_TASK PROMPT_:
Reproduce each line bearing the word "heading".

★ ★ ★ ★

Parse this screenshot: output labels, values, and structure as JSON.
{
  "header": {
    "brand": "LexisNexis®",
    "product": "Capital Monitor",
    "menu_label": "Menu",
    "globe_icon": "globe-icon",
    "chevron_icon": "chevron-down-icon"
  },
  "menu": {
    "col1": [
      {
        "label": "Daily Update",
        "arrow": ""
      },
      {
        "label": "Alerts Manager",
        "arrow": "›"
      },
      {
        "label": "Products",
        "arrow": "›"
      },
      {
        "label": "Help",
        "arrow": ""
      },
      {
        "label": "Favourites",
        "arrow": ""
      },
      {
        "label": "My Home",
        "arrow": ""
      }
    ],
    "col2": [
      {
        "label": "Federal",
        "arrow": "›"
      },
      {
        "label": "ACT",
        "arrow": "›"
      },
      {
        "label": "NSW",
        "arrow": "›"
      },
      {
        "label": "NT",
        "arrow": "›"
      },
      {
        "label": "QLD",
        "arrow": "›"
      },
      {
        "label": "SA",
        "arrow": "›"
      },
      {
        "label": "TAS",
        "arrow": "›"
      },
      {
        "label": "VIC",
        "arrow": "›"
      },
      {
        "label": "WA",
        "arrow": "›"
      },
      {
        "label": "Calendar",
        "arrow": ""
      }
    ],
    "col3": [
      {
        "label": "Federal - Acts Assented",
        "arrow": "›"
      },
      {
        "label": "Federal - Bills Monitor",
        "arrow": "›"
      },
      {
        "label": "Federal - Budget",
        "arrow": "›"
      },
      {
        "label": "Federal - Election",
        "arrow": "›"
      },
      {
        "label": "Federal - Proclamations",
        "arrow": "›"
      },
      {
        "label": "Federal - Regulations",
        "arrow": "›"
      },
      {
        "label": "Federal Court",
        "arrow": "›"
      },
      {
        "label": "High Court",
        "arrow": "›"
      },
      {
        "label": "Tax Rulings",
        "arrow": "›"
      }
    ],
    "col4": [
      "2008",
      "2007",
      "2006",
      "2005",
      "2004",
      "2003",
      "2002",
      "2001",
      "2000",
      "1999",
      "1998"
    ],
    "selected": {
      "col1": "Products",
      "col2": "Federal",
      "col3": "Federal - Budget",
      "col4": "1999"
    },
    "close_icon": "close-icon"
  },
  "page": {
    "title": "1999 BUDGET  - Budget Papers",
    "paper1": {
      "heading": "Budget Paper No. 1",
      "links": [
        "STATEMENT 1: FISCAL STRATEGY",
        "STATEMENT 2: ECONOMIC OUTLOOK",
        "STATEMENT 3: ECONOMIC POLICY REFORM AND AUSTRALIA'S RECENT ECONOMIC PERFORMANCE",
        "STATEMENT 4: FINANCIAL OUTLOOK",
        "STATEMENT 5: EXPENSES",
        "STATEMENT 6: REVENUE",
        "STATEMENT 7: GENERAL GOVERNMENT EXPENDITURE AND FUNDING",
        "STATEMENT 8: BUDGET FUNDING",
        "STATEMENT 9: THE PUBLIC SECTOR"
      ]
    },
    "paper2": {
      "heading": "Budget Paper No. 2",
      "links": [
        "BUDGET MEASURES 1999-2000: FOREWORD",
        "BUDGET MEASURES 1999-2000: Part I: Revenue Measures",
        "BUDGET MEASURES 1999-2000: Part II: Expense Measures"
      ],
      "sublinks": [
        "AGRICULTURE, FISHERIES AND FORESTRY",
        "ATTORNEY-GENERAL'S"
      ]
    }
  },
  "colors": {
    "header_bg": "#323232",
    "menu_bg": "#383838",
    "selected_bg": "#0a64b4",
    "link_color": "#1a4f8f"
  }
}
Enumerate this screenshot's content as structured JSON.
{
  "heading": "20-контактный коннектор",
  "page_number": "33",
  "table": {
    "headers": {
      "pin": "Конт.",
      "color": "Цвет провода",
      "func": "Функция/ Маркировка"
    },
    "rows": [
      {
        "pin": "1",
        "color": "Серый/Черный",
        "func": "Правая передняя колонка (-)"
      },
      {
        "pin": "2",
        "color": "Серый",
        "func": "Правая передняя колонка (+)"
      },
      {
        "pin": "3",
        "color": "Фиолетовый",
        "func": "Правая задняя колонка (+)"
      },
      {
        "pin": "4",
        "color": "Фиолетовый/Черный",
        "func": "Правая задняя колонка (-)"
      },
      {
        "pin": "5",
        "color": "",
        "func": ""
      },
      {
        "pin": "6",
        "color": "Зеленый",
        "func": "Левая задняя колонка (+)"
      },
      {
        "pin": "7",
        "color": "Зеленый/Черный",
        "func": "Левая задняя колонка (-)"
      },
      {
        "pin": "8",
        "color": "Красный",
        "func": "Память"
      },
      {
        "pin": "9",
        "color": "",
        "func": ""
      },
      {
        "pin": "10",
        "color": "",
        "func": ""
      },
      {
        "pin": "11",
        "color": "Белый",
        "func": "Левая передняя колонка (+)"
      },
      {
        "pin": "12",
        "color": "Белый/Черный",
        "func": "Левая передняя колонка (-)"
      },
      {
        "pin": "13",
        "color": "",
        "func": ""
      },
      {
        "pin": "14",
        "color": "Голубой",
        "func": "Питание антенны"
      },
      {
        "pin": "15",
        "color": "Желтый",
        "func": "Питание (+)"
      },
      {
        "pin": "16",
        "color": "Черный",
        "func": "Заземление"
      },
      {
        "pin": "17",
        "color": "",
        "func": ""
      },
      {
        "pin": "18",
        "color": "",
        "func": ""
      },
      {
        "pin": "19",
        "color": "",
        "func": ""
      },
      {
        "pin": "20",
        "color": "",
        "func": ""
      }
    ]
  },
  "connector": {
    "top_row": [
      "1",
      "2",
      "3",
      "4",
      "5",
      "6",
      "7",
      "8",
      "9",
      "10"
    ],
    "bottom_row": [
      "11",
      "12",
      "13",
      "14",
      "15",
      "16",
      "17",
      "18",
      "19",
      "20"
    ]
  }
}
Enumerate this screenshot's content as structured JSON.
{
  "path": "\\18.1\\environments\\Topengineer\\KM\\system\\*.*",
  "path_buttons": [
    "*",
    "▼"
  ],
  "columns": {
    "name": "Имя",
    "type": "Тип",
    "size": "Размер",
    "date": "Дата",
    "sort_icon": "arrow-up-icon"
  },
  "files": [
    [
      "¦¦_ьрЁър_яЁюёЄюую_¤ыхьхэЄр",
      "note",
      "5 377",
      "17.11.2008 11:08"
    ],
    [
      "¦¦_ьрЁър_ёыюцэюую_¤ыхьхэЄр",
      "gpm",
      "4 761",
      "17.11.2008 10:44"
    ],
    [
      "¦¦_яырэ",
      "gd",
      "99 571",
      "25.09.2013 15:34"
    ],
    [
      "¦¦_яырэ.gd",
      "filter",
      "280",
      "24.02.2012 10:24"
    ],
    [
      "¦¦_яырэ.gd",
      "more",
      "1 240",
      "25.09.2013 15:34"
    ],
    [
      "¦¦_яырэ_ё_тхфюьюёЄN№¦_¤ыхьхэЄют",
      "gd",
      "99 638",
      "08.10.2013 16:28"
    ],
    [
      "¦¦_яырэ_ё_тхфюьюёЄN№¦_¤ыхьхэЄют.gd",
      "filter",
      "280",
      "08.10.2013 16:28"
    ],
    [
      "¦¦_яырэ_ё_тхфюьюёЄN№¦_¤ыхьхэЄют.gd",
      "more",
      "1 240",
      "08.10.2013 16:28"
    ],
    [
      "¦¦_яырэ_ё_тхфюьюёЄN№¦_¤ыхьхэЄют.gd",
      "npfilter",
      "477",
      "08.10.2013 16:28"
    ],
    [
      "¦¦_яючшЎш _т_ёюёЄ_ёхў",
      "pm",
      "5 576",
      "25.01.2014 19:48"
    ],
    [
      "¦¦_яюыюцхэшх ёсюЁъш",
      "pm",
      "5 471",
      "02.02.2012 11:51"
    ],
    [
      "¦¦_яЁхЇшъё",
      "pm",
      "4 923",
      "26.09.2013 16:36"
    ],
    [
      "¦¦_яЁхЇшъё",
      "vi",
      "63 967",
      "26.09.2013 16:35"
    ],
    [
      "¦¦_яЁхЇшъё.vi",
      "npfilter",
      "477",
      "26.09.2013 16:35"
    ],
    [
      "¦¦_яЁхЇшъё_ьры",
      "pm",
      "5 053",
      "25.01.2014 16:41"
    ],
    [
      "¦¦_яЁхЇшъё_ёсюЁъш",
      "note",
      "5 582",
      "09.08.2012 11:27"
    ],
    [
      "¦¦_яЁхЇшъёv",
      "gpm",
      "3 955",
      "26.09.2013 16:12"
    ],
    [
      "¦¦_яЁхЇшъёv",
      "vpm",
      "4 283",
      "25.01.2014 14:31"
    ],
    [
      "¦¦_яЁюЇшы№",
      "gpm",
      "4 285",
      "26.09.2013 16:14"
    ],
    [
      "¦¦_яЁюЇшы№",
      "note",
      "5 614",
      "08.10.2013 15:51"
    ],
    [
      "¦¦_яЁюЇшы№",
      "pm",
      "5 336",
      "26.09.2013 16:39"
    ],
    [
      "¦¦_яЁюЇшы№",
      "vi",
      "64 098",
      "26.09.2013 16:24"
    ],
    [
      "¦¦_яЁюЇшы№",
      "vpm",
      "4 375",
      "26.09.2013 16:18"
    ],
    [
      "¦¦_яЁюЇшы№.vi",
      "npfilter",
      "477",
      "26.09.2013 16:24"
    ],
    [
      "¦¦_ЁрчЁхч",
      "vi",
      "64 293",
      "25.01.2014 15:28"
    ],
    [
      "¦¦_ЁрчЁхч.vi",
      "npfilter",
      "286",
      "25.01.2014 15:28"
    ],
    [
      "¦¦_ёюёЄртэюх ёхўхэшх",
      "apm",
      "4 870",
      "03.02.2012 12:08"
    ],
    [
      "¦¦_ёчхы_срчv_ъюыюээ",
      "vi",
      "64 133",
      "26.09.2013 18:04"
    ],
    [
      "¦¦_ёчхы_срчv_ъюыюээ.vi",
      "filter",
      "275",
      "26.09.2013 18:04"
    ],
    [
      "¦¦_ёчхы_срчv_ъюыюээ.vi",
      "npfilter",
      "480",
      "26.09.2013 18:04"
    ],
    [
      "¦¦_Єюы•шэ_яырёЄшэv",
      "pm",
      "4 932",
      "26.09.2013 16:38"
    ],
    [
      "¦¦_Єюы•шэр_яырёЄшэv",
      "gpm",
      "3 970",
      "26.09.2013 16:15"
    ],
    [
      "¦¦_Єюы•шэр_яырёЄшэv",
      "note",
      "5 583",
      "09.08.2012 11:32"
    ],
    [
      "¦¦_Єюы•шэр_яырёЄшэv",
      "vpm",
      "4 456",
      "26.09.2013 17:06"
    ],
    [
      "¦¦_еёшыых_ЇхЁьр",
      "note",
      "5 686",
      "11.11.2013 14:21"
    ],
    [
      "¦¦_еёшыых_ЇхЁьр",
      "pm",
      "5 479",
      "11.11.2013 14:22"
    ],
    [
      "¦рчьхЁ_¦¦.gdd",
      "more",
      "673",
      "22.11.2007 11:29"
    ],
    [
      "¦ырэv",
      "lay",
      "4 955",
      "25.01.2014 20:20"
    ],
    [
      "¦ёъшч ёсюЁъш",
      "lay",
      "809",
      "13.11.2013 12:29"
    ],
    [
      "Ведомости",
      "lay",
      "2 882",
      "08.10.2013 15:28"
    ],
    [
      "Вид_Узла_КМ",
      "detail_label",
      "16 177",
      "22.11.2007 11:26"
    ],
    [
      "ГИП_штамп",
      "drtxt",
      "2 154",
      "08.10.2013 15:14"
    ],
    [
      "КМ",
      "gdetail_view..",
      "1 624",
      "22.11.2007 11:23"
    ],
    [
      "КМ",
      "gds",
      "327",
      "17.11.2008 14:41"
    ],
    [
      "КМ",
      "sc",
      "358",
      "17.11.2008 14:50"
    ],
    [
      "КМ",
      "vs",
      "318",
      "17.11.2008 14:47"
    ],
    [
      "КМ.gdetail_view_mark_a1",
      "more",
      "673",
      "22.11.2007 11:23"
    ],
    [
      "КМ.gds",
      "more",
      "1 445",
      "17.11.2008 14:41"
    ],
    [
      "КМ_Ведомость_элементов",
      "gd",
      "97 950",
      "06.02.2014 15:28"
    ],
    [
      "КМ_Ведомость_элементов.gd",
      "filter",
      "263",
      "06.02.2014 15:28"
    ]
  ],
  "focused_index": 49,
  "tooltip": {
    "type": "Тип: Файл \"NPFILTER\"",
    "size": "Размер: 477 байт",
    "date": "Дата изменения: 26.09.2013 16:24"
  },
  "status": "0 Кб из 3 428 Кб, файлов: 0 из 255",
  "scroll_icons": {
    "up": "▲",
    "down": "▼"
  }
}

★ ★ ★ ★

_REPLY TO THE EXERCISE_:
      "heading": "Budget Paper No. 1",
      "heading": "Budget Paper No. 2",
  "heading": "20-контактный коннектор",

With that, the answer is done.